** Directions for this task **
Extract each line below that contains the string "brand" and copy it in full. Case counts.

** Record set **
☆ ☆ ☆

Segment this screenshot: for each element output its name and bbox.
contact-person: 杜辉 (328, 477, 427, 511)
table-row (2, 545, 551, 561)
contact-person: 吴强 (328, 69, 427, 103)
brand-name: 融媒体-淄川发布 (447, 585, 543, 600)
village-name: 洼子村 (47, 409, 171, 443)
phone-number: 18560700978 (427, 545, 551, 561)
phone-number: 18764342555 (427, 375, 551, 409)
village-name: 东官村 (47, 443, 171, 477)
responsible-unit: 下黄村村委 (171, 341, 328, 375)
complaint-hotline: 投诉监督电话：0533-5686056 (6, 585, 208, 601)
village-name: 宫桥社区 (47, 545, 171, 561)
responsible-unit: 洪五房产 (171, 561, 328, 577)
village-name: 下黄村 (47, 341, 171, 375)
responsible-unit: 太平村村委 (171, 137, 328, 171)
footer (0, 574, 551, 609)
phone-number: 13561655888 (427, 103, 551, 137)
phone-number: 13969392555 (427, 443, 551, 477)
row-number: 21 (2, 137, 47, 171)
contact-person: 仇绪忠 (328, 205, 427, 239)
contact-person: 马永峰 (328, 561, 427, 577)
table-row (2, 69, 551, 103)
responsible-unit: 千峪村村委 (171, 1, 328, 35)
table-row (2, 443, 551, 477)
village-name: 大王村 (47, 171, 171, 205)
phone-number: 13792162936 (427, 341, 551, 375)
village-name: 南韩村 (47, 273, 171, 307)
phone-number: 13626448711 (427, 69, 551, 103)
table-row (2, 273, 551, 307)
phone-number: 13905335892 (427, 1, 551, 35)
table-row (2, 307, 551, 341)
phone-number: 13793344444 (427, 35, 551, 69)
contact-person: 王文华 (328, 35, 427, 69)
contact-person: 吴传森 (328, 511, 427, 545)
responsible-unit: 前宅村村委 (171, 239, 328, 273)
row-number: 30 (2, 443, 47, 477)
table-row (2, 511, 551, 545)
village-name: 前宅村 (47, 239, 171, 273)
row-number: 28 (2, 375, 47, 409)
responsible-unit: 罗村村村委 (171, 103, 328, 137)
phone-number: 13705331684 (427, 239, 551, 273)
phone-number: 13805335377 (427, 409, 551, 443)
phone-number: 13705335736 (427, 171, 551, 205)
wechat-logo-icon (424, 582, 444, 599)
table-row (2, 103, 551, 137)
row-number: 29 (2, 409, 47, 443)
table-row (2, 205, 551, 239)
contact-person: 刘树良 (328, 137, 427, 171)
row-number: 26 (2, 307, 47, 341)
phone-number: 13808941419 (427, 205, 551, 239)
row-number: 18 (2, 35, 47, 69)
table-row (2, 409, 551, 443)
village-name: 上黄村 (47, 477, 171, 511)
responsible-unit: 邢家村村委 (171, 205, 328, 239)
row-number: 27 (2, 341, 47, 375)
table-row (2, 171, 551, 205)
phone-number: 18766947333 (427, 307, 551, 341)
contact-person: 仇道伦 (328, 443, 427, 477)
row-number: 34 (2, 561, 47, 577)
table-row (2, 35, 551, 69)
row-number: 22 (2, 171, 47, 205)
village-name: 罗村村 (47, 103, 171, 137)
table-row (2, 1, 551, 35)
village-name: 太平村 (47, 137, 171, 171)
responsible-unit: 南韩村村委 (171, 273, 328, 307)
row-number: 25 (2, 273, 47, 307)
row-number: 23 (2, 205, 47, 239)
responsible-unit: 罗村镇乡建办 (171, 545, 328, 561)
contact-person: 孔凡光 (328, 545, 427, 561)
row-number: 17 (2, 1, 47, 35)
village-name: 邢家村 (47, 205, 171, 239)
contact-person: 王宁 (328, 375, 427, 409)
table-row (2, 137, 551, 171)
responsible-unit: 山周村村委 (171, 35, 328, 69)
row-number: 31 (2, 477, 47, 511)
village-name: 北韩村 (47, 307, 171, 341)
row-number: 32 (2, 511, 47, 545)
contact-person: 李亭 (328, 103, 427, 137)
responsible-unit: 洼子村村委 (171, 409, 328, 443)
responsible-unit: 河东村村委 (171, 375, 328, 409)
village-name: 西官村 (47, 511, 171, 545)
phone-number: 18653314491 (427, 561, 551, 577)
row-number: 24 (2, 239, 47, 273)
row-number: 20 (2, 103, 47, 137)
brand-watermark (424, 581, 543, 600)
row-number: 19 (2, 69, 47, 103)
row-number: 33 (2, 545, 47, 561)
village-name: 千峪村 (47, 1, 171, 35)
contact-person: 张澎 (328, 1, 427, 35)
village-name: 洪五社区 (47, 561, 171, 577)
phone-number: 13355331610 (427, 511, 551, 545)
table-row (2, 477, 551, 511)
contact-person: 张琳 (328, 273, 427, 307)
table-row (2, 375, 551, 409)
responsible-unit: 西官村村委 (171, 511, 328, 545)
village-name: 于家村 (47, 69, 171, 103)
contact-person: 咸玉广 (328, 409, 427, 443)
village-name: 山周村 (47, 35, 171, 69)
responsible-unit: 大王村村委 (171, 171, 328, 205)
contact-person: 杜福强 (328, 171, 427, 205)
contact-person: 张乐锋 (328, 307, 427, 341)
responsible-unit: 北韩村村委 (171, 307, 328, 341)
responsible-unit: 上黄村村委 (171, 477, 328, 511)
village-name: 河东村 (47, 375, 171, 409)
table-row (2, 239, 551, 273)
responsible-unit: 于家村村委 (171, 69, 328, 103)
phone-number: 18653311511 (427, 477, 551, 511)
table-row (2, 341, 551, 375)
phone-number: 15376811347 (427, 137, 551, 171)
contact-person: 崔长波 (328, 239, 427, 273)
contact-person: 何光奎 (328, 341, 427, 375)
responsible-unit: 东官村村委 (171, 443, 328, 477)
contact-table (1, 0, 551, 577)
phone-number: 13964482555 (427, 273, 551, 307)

☆ ☆ ☆

** Reply **
brand-name: 融媒体-淄川发布 (447, 585, 543, 600)
brand-watermark (424, 581, 543, 600)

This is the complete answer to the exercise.